## Aim of the task
Return everything from the start of the records down through the line containing "track-a-value: 9.48 <box>334" as a JSON list of strings, with one string per line and blank lines omitted.

## Recorded information
□ □ □ □

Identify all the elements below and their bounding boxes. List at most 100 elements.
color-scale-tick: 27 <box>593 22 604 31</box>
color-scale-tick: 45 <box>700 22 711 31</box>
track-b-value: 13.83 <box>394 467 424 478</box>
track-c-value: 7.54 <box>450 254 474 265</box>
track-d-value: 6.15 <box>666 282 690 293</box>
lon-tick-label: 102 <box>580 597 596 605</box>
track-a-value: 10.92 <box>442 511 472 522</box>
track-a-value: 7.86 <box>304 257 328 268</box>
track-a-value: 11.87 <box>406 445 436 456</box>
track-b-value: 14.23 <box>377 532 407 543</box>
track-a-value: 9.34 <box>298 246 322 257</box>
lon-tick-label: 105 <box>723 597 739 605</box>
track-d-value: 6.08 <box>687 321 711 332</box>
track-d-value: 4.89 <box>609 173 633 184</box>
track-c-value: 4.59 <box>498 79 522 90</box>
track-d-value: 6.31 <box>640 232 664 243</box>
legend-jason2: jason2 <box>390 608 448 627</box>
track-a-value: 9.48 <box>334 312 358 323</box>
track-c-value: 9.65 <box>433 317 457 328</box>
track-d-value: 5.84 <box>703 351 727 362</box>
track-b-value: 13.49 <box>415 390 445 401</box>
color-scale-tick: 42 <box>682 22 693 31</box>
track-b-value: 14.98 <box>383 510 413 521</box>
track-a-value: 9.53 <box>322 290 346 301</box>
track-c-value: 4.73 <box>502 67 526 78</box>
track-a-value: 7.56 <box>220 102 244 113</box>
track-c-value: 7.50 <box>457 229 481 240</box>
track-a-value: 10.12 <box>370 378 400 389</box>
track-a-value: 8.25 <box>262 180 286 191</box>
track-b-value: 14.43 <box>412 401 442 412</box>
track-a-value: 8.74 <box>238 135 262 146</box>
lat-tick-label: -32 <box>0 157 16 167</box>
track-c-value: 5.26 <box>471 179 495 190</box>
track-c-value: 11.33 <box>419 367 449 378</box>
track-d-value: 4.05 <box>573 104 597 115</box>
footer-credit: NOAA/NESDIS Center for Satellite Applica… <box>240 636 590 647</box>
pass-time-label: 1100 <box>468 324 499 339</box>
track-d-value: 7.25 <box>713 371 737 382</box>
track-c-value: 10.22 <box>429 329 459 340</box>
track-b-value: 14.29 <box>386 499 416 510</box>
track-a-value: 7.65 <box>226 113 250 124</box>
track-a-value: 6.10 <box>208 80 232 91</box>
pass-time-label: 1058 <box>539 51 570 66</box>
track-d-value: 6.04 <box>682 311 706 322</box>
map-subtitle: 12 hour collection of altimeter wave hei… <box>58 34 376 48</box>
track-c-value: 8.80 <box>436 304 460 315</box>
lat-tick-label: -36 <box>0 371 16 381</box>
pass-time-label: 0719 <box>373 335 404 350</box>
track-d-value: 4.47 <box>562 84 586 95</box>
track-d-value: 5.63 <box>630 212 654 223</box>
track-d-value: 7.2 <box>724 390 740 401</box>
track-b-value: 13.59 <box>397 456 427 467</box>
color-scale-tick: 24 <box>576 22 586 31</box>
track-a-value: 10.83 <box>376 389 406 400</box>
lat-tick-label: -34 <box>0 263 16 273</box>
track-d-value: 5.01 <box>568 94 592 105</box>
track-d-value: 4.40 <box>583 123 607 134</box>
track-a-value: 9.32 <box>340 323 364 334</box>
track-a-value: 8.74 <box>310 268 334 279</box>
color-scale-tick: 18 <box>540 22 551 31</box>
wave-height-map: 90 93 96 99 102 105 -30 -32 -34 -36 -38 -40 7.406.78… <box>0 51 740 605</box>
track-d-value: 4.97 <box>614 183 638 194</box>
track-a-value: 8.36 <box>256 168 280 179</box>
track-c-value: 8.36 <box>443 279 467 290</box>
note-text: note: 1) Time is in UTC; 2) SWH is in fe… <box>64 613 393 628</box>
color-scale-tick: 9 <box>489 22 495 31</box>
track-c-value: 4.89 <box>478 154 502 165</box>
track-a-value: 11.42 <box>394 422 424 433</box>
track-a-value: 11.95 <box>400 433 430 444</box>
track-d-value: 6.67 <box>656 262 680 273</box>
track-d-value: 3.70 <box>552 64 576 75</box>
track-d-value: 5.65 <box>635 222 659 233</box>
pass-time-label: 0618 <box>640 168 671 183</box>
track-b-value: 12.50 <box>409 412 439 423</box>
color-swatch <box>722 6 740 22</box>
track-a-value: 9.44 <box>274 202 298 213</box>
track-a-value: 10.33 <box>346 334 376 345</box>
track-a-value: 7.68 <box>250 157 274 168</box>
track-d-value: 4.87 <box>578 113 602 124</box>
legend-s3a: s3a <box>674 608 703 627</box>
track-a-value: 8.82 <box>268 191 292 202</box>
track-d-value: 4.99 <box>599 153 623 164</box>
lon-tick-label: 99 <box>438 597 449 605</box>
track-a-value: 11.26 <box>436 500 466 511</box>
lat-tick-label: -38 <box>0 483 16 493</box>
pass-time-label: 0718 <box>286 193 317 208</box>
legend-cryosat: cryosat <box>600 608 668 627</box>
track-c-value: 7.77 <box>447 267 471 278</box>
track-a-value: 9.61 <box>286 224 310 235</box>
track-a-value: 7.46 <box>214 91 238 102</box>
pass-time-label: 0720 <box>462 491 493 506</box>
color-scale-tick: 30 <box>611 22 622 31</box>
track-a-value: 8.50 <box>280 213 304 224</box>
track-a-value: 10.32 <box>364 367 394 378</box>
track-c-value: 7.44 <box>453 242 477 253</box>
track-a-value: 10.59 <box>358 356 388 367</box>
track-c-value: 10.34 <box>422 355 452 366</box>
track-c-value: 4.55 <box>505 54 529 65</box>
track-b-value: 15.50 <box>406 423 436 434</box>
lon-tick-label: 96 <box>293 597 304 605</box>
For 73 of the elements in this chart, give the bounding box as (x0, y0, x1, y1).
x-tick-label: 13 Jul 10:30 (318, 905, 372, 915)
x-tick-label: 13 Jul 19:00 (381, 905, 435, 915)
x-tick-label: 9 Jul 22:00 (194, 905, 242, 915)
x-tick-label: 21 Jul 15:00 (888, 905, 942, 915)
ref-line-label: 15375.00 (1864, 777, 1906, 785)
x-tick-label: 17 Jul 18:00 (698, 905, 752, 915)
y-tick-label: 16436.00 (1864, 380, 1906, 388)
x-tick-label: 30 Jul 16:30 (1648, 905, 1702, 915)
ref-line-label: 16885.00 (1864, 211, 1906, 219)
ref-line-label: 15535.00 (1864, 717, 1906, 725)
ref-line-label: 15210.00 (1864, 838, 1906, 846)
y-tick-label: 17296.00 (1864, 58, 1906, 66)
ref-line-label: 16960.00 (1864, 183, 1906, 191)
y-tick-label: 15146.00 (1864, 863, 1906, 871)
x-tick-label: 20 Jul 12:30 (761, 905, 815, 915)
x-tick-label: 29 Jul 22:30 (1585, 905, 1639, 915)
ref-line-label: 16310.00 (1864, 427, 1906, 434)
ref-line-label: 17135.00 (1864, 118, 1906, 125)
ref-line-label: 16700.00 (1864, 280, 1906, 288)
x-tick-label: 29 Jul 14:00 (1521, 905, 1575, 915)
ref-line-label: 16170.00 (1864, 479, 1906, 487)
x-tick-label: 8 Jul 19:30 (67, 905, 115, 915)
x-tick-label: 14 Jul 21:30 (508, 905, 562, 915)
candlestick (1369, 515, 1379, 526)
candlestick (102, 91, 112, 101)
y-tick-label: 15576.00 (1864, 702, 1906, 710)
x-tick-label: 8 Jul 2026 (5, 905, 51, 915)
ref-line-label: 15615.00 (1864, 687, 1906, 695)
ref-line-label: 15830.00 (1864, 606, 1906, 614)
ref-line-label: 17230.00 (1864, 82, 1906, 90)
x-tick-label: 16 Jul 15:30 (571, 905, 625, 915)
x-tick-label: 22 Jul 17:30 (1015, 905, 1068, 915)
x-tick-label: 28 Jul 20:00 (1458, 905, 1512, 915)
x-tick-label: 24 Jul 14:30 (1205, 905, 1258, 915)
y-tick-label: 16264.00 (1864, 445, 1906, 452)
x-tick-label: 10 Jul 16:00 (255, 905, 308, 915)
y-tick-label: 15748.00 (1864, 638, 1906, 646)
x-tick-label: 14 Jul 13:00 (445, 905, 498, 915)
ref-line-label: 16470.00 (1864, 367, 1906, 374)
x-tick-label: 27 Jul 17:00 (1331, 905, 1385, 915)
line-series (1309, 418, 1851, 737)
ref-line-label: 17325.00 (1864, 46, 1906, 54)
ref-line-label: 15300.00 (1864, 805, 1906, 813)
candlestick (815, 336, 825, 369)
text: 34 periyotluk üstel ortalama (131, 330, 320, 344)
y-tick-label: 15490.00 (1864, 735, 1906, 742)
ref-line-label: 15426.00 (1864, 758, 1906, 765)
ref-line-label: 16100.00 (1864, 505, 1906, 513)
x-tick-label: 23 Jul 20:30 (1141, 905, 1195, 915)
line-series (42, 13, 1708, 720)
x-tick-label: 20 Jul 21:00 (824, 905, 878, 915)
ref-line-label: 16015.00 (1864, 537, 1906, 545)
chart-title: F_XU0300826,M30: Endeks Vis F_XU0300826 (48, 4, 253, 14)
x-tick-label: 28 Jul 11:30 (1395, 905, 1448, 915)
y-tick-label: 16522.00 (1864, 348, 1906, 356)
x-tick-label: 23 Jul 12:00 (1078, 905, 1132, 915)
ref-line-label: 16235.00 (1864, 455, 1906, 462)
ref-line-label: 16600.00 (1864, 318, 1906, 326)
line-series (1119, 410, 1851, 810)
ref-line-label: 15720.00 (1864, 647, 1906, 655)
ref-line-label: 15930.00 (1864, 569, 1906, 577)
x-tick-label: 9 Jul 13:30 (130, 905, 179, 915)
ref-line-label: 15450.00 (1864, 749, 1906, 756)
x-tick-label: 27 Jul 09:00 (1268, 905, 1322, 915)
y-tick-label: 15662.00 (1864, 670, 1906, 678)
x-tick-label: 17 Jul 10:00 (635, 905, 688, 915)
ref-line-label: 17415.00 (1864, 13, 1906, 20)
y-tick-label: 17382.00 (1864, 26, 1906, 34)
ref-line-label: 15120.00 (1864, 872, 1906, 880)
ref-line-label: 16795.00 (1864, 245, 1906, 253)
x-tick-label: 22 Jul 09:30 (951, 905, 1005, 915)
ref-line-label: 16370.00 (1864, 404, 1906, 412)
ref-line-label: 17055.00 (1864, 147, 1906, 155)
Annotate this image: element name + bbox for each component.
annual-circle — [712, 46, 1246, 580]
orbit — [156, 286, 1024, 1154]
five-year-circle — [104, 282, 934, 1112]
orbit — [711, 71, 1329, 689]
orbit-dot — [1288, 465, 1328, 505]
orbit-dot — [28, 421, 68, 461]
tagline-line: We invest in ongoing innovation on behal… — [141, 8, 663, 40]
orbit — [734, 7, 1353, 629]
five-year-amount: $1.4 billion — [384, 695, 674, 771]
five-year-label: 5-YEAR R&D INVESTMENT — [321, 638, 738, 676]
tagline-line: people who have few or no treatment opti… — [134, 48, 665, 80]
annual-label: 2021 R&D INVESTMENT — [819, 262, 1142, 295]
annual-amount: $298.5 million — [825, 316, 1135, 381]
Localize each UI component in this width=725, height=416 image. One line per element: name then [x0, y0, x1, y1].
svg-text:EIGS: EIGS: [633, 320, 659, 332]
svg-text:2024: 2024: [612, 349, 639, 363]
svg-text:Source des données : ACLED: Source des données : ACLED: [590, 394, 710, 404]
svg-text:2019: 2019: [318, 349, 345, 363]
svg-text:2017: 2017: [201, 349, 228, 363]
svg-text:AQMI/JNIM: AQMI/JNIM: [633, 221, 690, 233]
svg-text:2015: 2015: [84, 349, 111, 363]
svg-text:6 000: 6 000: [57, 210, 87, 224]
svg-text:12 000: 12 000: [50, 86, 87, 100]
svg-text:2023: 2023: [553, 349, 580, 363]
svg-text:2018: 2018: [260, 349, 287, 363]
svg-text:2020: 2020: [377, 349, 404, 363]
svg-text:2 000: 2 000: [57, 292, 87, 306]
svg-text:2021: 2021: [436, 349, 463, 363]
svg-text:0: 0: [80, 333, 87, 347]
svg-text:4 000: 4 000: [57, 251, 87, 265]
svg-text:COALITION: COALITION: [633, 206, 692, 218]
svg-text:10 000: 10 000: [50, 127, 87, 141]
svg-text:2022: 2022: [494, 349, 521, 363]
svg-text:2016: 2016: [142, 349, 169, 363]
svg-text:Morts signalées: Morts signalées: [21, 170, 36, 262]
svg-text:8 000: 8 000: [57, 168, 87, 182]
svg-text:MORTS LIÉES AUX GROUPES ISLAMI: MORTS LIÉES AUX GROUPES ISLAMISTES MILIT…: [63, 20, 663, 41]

□ □ □ □

## Reply
[
  "Identify all the elements below and their bounding boxes. List at most 100 elements.",
  "color-scale-tick: 27 <box>593 22 604 31</box>",
  "color-scale-tick: 45 <box>700 22 711 31</box>",
  "track-b-value: 13.83 <box>394 467 424 478</box>",
  "track-c-value: 7.54 <box>450 254 474 265</box>",
  "track-d-value: 6.15 <box>666 282 690 293</box>",
  "lon-tick-label: 102 <box>580 597 596 605</box>",
  "track-a-value: 10.92 <box>442 511 472 522</box>",
  "track-a-value: 7.86 <box>304 257 328 268</box>",
  "track-a-value: 11.87 <box>406 445 436 456</box>",
  "track-b-value: 14.23 <box>377 532 407 543</box>",
  "track-a-value: 9.34 <box>298 246 322 257</box>",
  "lon-tick-label: 105 <box>723 597 739 605</box>",
  "track-d-value: 6.08 <box>687 321 711 332</box>",
  "track-d-value: 4.89 <box>609 173 633 184</box>",
  "track-c-value: 4.59 <box>498 79 522 90</box>",
  "track-d-value: 6.31 <box>640 232 664 243</box>",
  "legend-jason2: jason2 <box>390 608 448 627</box>",
  "track-a-value: 9.48 <box>334 312 358 323</box>"
]